Exercise details>
Each line containing the word "Sound" must be collected.
- - -
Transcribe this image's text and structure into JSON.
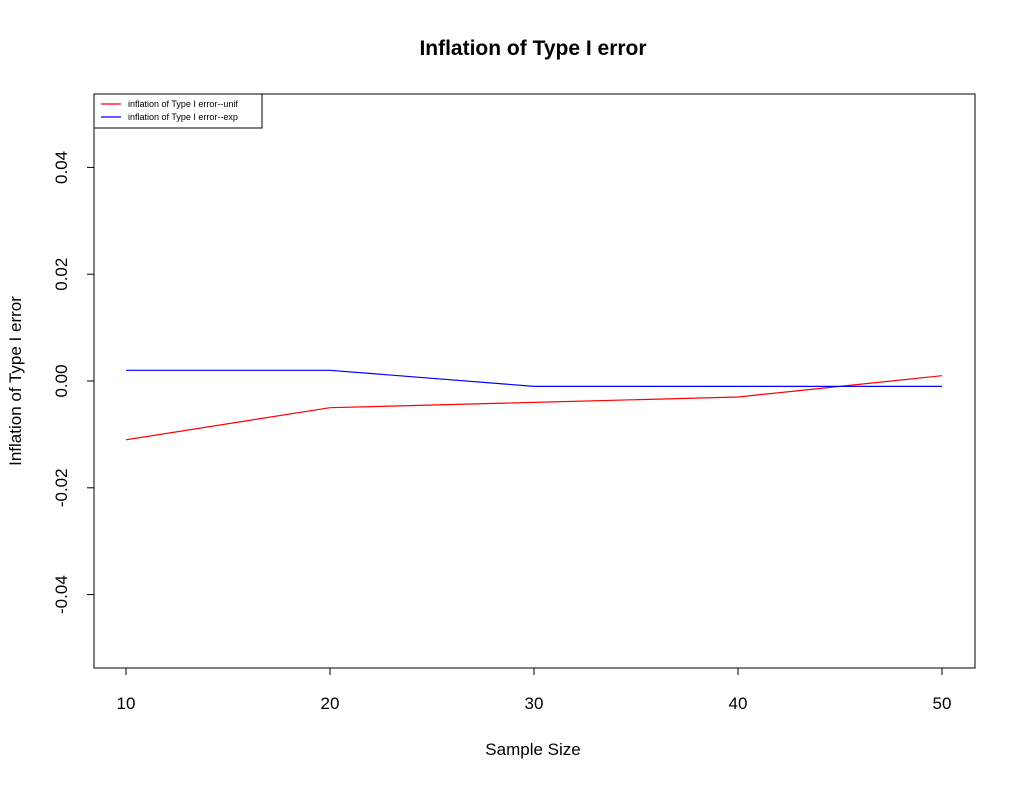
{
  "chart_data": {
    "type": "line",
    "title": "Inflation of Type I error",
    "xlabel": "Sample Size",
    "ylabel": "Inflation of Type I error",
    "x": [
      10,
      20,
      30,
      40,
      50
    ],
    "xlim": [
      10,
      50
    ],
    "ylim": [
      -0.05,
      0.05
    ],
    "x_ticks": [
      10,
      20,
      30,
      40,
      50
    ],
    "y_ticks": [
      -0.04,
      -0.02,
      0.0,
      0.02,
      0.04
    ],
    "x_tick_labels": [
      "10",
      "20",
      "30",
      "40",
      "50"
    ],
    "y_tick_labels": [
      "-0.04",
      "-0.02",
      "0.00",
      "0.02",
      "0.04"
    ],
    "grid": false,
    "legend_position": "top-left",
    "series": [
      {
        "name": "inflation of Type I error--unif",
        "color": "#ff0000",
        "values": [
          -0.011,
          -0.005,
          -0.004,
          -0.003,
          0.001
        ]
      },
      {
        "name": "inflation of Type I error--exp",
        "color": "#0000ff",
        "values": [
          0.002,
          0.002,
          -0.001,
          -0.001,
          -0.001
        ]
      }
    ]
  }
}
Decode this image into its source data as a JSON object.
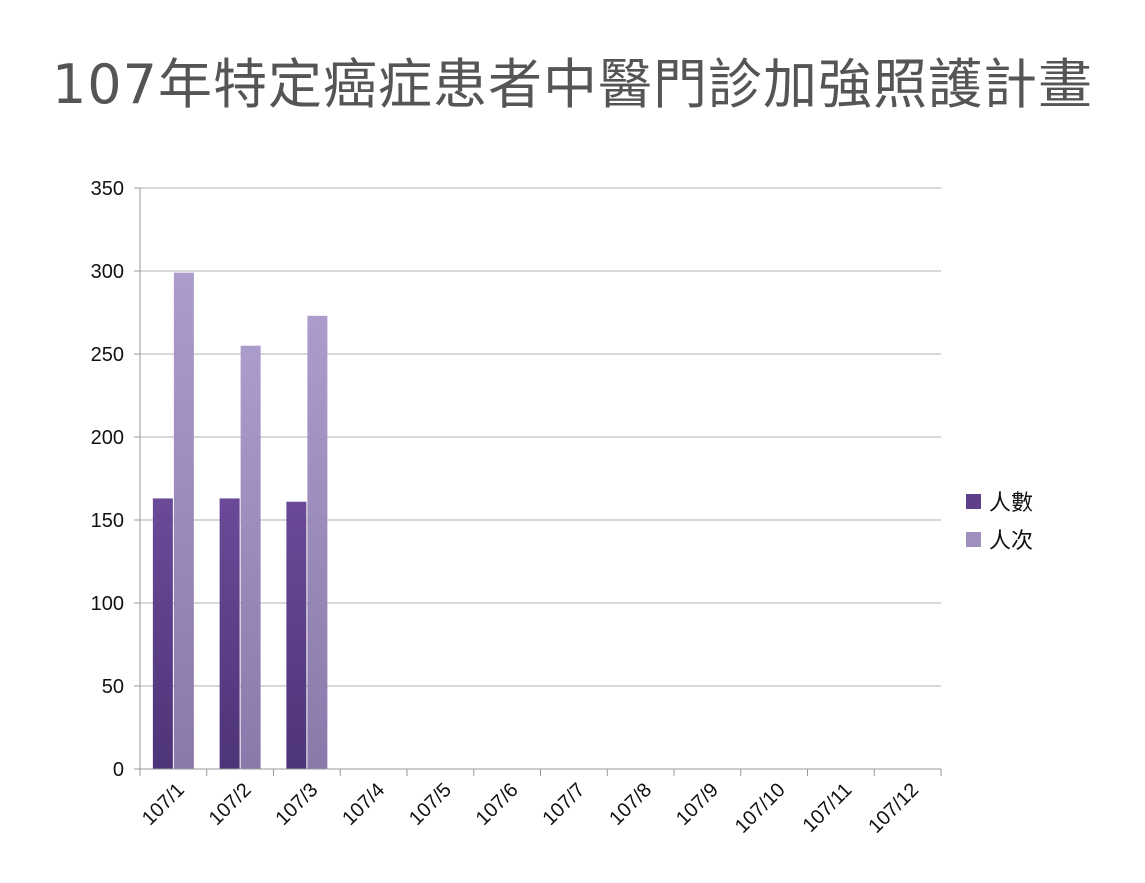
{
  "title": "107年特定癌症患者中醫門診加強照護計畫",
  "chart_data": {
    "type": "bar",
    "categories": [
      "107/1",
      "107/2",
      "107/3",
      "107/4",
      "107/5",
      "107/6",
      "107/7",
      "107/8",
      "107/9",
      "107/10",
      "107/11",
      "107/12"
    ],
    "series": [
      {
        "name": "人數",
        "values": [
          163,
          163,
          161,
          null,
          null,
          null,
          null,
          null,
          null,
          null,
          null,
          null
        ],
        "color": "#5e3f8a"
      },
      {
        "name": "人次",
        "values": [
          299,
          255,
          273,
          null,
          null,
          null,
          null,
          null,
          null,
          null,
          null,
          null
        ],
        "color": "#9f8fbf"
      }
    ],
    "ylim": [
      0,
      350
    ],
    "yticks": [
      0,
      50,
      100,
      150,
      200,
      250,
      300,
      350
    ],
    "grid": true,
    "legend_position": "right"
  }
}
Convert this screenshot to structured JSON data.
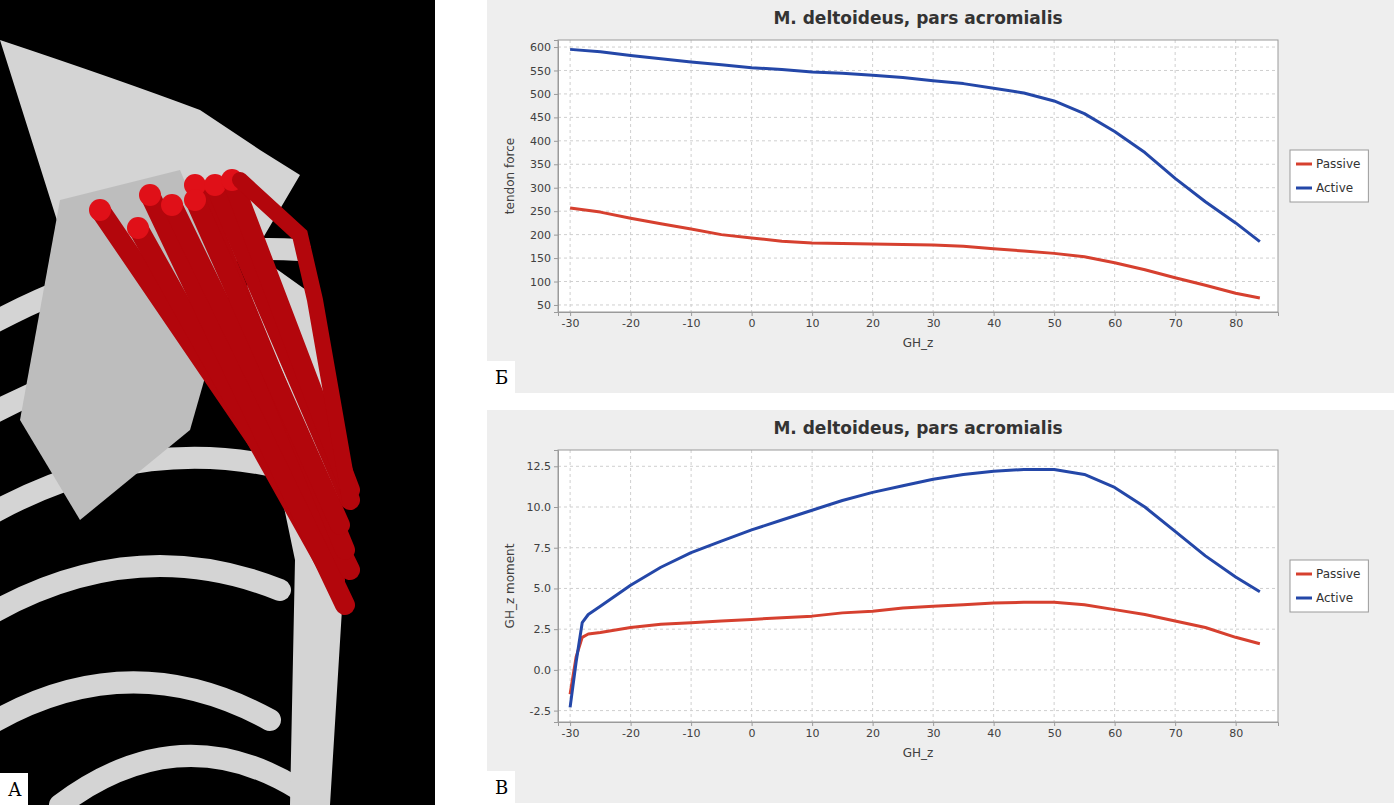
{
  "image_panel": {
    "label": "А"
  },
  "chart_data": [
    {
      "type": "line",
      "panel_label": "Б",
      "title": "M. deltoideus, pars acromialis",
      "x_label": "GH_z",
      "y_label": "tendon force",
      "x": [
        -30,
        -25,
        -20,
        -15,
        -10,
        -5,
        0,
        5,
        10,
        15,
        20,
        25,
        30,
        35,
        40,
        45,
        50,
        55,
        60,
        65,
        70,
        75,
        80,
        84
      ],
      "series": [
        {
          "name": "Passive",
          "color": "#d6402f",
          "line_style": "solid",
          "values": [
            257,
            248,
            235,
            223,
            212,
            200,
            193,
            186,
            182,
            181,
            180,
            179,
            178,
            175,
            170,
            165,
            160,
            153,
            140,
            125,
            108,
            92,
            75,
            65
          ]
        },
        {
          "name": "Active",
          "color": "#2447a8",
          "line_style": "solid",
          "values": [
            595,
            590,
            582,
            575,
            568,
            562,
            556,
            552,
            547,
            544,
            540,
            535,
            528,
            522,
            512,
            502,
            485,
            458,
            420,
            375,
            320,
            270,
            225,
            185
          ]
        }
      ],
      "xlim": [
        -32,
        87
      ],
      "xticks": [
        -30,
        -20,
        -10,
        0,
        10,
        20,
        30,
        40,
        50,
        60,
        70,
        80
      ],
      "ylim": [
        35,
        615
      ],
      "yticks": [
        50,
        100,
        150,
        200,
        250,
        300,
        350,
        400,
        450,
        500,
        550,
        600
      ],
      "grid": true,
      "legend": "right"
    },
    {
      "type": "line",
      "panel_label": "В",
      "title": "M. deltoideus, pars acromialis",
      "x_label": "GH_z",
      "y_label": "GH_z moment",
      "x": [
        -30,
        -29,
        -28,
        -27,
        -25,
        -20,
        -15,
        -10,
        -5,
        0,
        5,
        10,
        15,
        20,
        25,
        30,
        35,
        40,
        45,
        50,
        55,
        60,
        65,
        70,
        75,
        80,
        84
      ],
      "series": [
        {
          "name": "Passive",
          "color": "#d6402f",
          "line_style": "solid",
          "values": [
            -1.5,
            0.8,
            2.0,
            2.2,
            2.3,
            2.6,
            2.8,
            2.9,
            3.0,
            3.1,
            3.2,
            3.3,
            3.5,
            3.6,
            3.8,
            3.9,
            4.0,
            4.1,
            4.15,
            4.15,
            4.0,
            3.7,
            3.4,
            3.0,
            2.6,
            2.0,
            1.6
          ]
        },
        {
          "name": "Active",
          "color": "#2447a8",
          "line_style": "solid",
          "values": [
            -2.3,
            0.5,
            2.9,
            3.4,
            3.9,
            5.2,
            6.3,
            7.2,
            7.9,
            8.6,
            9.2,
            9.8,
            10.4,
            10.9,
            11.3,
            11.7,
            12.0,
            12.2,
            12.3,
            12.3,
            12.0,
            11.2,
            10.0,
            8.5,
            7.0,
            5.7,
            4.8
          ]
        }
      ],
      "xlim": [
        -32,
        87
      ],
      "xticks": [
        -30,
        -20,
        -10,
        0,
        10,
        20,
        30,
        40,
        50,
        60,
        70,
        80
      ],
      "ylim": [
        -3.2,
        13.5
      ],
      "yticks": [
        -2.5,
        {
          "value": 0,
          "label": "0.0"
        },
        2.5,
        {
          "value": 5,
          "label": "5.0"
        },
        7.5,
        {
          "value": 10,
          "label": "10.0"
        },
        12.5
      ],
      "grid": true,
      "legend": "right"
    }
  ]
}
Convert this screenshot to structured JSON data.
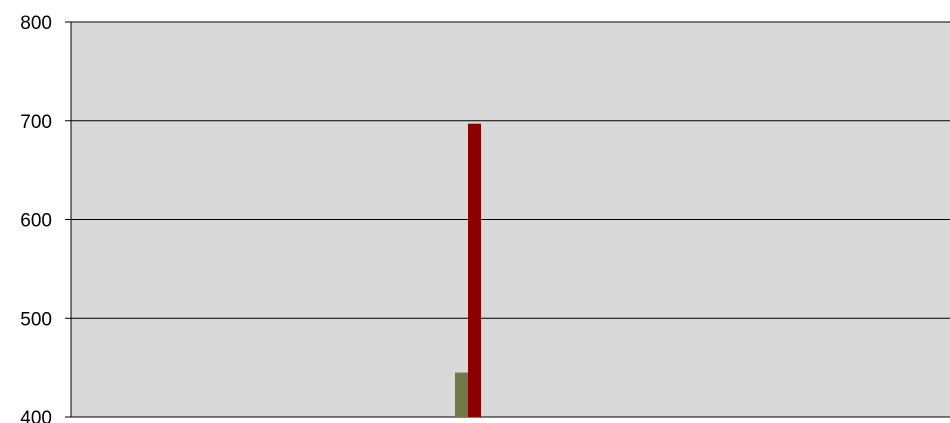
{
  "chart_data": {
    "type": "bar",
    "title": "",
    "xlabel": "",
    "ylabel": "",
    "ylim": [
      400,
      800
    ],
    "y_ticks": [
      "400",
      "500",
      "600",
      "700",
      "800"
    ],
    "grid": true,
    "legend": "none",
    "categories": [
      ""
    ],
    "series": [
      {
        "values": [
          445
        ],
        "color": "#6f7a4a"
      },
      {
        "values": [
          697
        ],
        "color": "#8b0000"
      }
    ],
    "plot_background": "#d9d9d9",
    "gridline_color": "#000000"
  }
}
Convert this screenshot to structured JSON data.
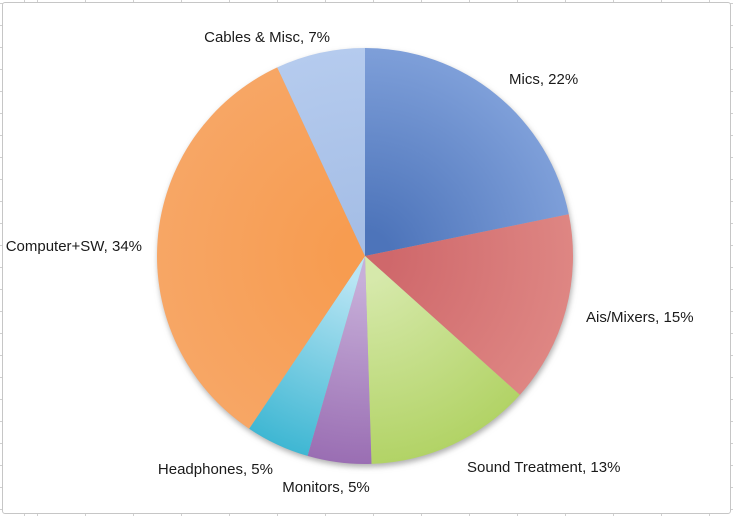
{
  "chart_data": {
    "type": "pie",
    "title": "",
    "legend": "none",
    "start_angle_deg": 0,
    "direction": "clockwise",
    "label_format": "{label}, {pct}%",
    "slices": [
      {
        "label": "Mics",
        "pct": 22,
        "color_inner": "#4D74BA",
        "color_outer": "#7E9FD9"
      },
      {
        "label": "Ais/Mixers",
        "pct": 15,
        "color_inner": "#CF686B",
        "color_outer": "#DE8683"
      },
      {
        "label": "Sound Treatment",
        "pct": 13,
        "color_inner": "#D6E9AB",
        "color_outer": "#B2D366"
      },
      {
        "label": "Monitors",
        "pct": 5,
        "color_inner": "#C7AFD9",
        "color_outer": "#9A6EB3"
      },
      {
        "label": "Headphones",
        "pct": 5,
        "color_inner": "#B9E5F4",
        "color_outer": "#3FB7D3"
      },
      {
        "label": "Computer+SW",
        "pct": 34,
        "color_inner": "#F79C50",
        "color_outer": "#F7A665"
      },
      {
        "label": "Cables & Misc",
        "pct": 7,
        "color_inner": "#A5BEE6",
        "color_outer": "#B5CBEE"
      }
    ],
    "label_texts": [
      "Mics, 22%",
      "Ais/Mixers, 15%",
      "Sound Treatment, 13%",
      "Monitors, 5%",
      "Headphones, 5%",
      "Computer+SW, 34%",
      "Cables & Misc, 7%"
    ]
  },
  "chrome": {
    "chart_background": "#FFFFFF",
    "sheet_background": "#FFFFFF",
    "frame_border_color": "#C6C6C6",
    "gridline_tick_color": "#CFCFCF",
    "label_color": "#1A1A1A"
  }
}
- - -
Task output>
        "label": "Sound Treatment",
      "Sound Treatment, 13%",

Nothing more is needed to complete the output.